## MATERIAL SUPPLIED
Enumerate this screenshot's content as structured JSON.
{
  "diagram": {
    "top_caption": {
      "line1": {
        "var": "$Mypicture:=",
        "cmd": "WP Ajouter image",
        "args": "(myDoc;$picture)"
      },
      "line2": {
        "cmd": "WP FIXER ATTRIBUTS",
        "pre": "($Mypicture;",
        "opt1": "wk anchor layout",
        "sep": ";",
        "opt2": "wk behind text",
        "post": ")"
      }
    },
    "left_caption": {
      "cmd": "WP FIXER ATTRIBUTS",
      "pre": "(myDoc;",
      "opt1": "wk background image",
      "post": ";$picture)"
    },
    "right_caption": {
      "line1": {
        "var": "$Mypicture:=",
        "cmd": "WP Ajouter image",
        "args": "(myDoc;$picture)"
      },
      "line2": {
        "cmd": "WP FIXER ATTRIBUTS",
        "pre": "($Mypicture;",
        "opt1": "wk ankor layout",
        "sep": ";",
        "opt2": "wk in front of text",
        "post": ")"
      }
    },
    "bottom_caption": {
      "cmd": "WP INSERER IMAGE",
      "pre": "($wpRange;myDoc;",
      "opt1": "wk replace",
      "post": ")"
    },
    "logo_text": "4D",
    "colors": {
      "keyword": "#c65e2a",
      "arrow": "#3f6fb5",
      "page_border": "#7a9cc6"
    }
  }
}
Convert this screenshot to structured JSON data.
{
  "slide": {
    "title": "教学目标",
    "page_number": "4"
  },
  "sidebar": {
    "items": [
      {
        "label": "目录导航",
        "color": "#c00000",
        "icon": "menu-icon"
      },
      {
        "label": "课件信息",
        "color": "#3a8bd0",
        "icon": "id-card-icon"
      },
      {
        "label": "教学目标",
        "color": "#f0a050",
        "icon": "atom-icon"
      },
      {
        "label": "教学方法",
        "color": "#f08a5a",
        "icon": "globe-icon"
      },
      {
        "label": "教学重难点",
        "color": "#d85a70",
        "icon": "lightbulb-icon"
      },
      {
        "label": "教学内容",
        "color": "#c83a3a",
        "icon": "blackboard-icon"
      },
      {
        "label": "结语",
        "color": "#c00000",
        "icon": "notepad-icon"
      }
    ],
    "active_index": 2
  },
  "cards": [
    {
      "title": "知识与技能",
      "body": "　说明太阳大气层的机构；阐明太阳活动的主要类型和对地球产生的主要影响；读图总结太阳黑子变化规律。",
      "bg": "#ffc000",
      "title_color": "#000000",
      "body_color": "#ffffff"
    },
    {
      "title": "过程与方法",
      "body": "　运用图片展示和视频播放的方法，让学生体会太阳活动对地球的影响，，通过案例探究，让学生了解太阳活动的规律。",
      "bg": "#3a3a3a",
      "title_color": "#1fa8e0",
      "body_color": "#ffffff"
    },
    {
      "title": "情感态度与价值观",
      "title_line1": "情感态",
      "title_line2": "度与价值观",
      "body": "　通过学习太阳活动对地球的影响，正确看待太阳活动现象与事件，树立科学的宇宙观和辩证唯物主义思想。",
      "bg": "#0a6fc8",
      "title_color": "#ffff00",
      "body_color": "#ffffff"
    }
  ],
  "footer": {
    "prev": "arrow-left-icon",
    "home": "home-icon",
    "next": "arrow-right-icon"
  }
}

## WORK TO BE COMPLETED
Go through the records and gather the lines that hold "label".

## WRITTEN ANSWER
        "label": "目录导航",
        "label": "课件信息",
        "label": "教学目标",
        "label": "教学方法",
        "label": "教学重难点",
        "label": "教学内容",
        "label": "结语",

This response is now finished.